[Dataset items]
+++

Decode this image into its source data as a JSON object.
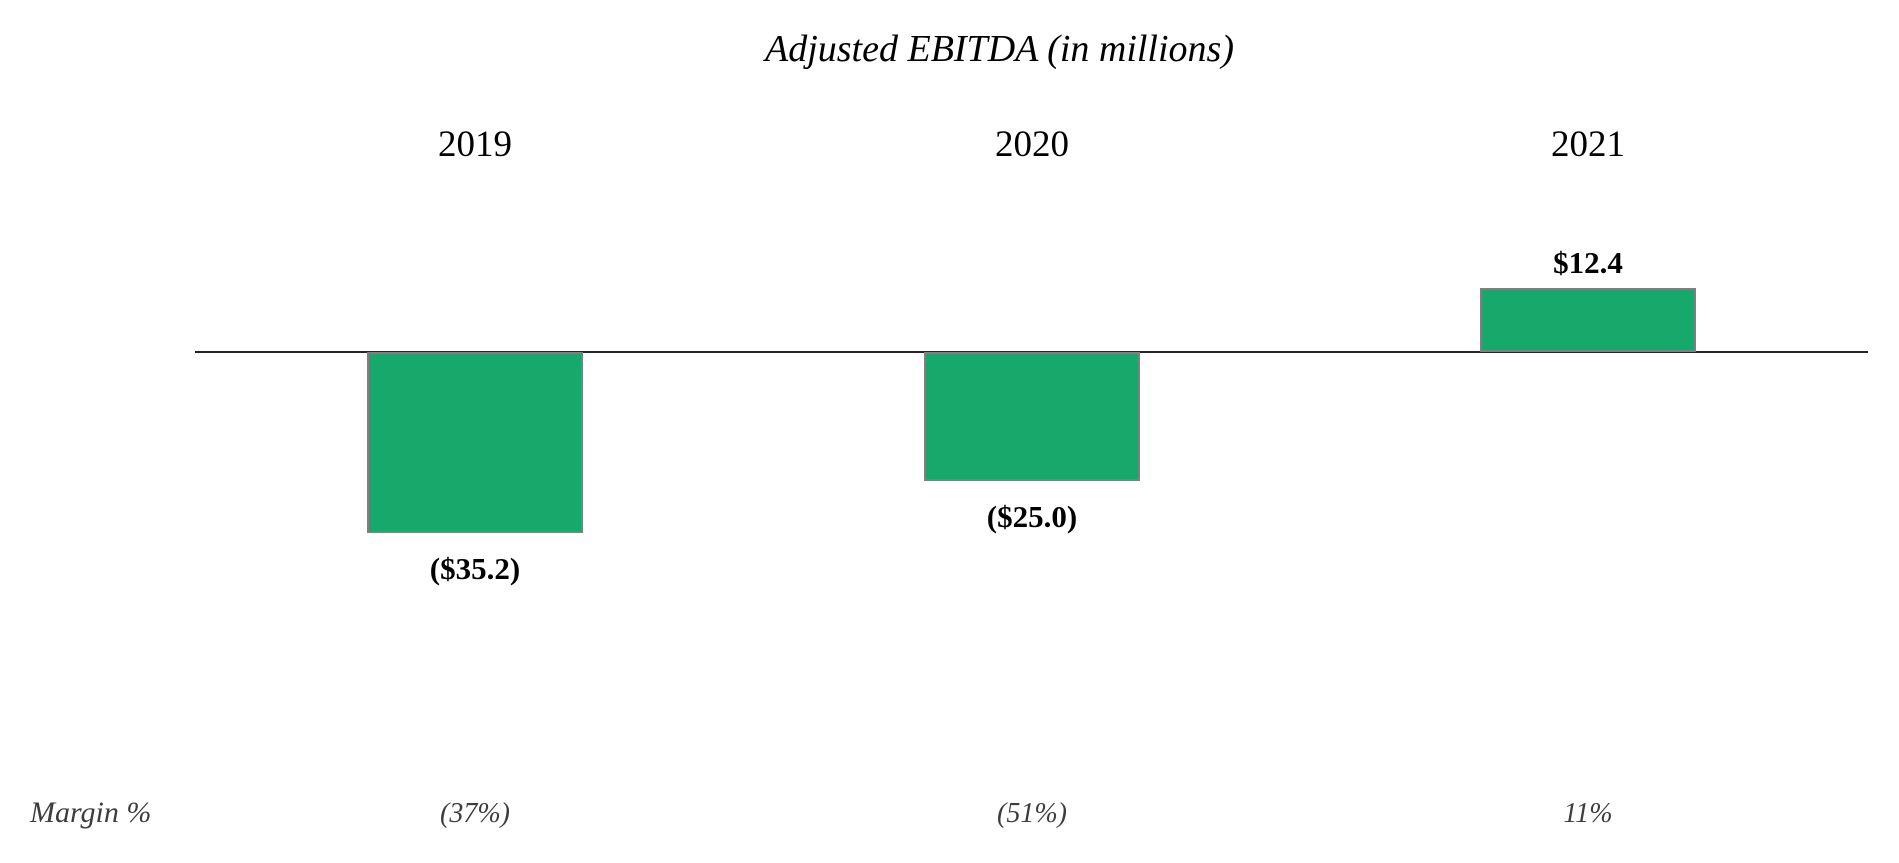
{
  "chart_data": {
    "type": "bar",
    "title": "Adjusted EBITDA (in millions)",
    "categories": [
      "2019",
      "2020",
      "2021"
    ],
    "series": [
      {
        "name": "Adjusted EBITDA",
        "values": [
          -35.2,
          -25.0,
          12.4
        ]
      }
    ],
    "value_labels": [
      "($35.2)",
      "($25.0)",
      "$12.4"
    ],
    "margin_row": {
      "label": "Margin %",
      "values": [
        "(37%)",
        "(51%)",
        "11%"
      ]
    },
    "colors": {
      "bar_fill": "#17A86C",
      "bar_border": "#7F7F7F",
      "axis_line": "#262626",
      "text": "#000000",
      "margin_text": "#3D3D3D"
    },
    "layout_hints": {
      "legend": "none",
      "grid": false,
      "baseline": 0,
      "value_label_position": "outside-end"
    }
  }
}
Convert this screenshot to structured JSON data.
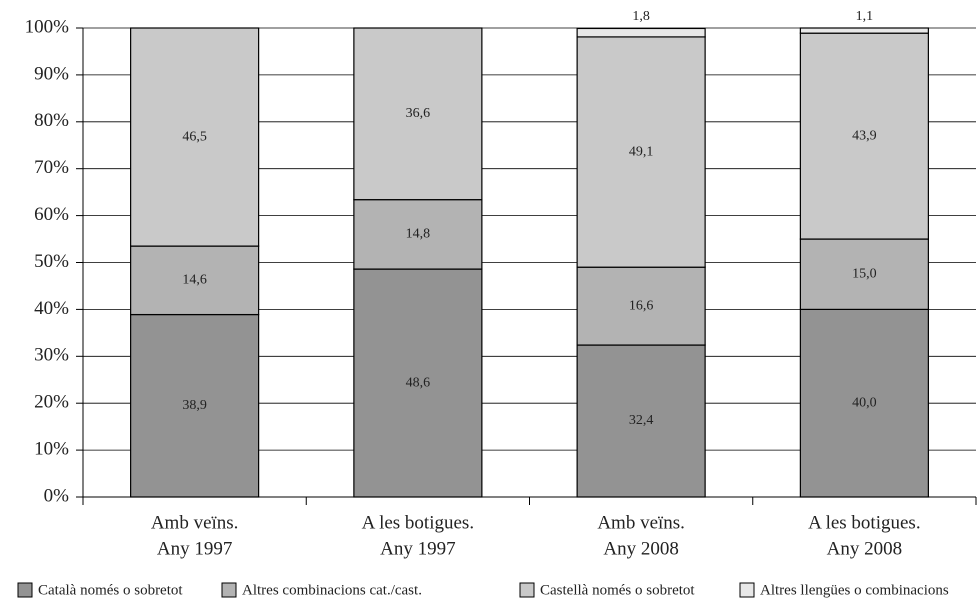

+++

**INSTRUCTIONS FOR THE TASK:**
Lines containing the word "Adjusted" must all be returned from the material above.

**EXERCISE RESULT:**
    "title": "Adjusted EBITDA (in millions)",
        "name": "Adjusted EBITDA",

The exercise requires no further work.